→ STATED PROBLEM:
Copy out the data exactly, leaving the pictures behind.

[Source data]
======
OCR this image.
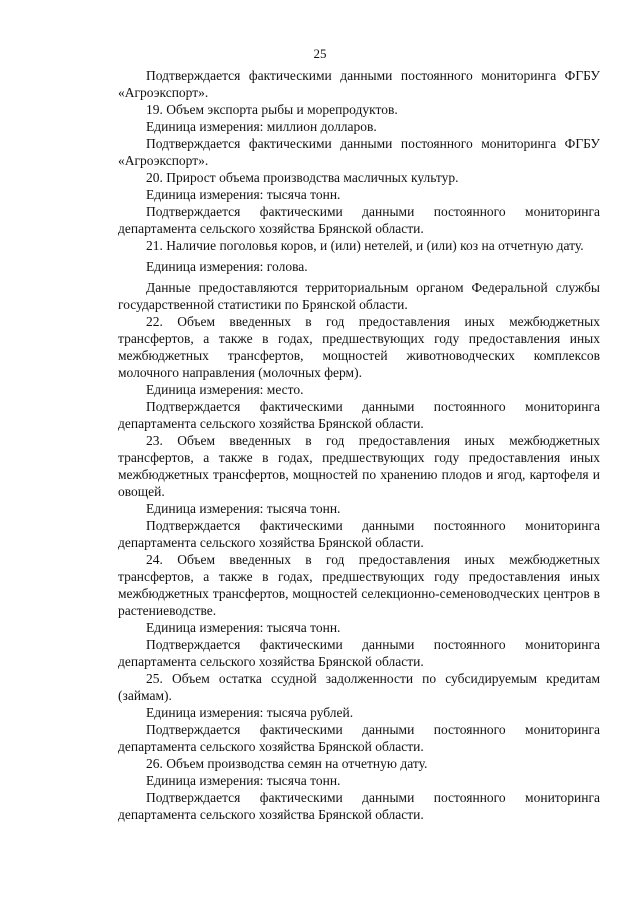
25

Подтверждается фактическими данными постоянного мониторинга ФГБУ «Агроэкспорт».

19. Объем экспорта рыбы и морепродуктов.

Единица измерения: миллион долларов.

Подтверждается фактическими данными постоянного мониторинга ФГБУ «Агроэкспорт».

20. Прирост объема производства масличных культур.

Единица измерения: тысяча тонн.

Подтверждается фактическими данными постоянного мониторинга департамента сельского хозяйства Брянской области.

21. Наличие поголовья коров, и (или) нетелей, и (или) коз на отчетную дату.

Единица измерения: голова.

Данные предоставляются территориальным органом Федеральной службы государственной статистики по Брянской области.

22. Объем введенных в год предоставления иных межбюджетных трансфертов, а также в годах, предшествующих году предоставления иных межбюджетных трансфертов, мощностей животноводческих комплексов молочного направления (молочных ферм).

Единица измерения: место.

Подтверждается фактическими данными постоянного мониторинга департамента сельского хозяйства Брянской области.

23. Объем введенных в год предоставления иных межбюджетных трансфертов, а также в годах, предшествующих году предоставления иных межбюджетных трансфертов, мощностей по хранению плодов и ягод, картофеля и овощей.

Единица измерения: тысяча тонн.

Подтверждается фактическими данными постоянного мониторинга департамента сельского хозяйства Брянской области.

24. Объем введенных в год предоставления иных межбюджетных трансфертов, а также в годах, предшествующих году предоставления иных межбюджетных трансфертов, мощностей селекционно-семеноводческих центров в растениеводстве.

Единица измерения: тысяча тонн.

Подтверждается фактическими данными постоянного мониторинга департамента сельского хозяйства Брянской области.

25. Объем остатка ссудной задолженности по субсидируемым кредитам (займам).

Единица измерения: тысяча рублей.

Подтверждается фактическими данными постоянного мониторинга департамента сельского хозяйства Брянской области.

26. Объем производства семян на отчетную дату.

Единица измерения: тысяча тонн.

Подтверждается фактическими данными постоянного мониторинга департамента сельского хозяйства Брянской области.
======
→ RIGHT ANSWER:
OCR this image.
25

Подтверждается фактическими данными постоянного мониторинга ФГБУ «Агроэкспорт».

19. Объем экспорта рыбы и морепродуктов.

Единица измерения: миллион долларов.

Подтверждается фактическими данными постоянного мониторинга ФГБУ «Агроэкспорт».

20. Прирост объема производства масличных культур.

Единица измерения: тысяча тонн.

Подтверждается фактическими данными постоянного мониторинга департамента сельского хозяйства Брянской области.

21. Наличие поголовья коров, и (или) нетелей, и (или) коз на отчетную дату.

Единица измерения: голова.

Данные предоставляются территориальным органом Федеральной службы государственной статистики по Брянской области.

22. Объем введенных в год предоставления иных межбюджетных трансфертов, а также в годах, предшествующих году предоставления иных межбюджетных трансфертов, мощностей животноводческих комплексов молочного направления (молочных ферм).

Единица измерения: место.

Подтверждается фактическими данными постоянного мониторинга департамента сельского хозяйства Брянской области.

23. Объем введенных в год предоставления иных межбюджетных трансфертов, а также в годах, предшествующих году предоставления иных межбюджетных трансфертов, мощностей по хранению плодов и ягод, картофеля и овощей.

Единица измерения: тысяча тонн.

Подтверждается фактическими данными постоянного мониторинга департамента сельского хозяйства Брянской области.

24. Объем введенных в год предоставления иных межбюджетных трансфертов, а также в годах, предшествующих году предоставления иных межбюджетных трансфертов, мощностей селекционно-семеноводческих центров в растениеводстве.

Единица измерения: тысяча тонн.

Подтверждается фактическими данными постоянного мониторинга департамента сельского хозяйства Брянской области.

25. Объем остатка ссудной задолженности по субсидируемым кредитам (займам).

Единица измерения: тысяча рублей.

Подтверждается фактическими данными постоянного мониторинга департамента сельского хозяйства Брянской области.

26. Объем производства семян на отчетную дату.

Единица измерения: тысяча тонн.

Подтверждается фактическими данными постоянного мониторинга департамента сельского хозяйства Брянской области.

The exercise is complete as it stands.